Locate each line containing the string "Home" and copy it out.

:: Extracted records ::

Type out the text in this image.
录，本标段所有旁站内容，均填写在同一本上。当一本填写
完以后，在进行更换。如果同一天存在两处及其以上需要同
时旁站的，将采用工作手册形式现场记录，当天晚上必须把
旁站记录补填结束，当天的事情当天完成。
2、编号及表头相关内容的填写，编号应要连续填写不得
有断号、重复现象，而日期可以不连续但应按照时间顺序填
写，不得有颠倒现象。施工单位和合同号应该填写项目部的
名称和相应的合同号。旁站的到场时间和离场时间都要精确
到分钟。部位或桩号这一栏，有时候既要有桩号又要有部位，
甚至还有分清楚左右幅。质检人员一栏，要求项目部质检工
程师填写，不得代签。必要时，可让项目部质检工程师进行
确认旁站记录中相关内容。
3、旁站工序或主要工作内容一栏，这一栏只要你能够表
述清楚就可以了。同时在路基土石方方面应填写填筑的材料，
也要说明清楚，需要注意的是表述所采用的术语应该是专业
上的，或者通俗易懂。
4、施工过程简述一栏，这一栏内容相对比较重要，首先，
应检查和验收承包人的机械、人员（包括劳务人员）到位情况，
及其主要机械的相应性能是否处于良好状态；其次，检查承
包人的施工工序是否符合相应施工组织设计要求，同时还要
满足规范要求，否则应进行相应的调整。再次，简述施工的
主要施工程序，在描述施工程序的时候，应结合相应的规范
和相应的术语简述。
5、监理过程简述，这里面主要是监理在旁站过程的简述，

:::
:: Extracted records ::

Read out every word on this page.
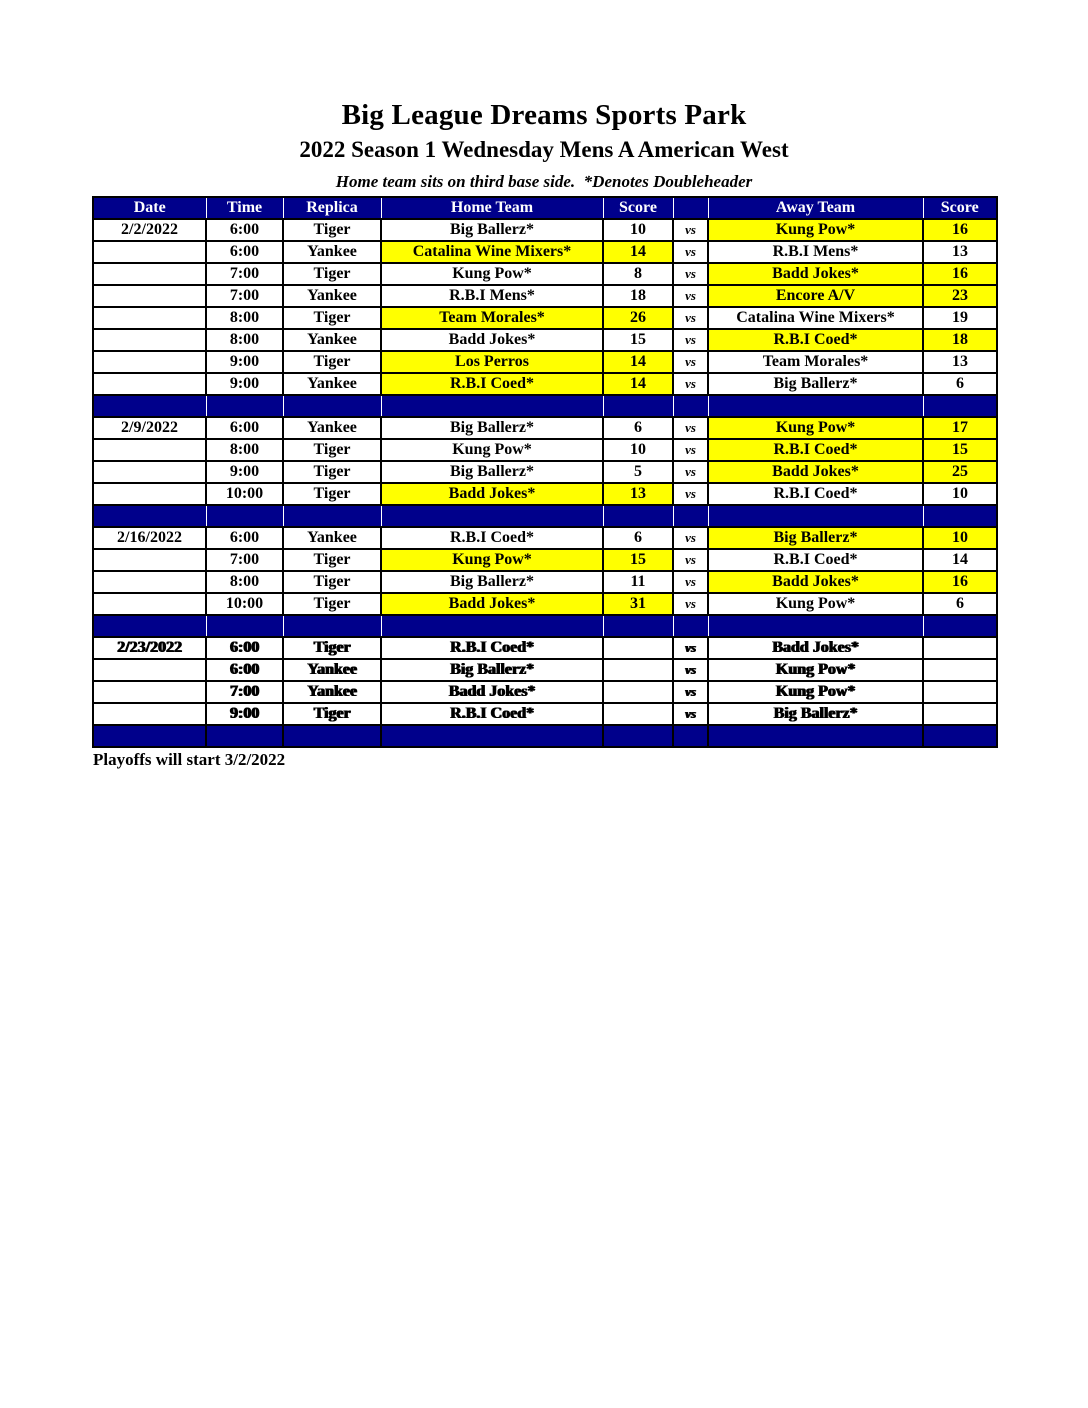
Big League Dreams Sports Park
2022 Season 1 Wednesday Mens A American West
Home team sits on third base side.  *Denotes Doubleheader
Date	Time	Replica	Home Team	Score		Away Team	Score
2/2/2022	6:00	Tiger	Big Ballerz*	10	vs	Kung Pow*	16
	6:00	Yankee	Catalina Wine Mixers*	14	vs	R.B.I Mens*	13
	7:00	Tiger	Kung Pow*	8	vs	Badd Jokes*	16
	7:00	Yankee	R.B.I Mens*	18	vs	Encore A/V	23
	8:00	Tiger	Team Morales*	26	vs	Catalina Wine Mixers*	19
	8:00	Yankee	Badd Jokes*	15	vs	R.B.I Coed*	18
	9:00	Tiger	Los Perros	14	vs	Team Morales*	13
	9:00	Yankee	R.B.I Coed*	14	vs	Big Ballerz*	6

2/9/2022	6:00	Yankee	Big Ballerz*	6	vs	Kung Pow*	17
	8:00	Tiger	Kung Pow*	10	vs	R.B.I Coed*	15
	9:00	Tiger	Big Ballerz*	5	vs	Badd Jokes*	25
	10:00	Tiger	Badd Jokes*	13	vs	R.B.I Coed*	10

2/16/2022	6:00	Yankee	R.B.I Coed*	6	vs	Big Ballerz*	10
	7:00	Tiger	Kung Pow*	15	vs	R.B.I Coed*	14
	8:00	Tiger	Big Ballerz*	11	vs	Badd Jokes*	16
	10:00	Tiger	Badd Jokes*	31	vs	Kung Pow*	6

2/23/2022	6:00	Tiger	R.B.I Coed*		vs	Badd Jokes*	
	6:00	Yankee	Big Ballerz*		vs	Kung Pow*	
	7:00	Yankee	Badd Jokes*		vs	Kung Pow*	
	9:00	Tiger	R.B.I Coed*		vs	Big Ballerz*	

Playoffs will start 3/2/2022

:::

Exercise response:
Home team sits on third base side.  *Denotes Doubleheader
Date	Time	Replica	Home Team	Score		Away Team	Score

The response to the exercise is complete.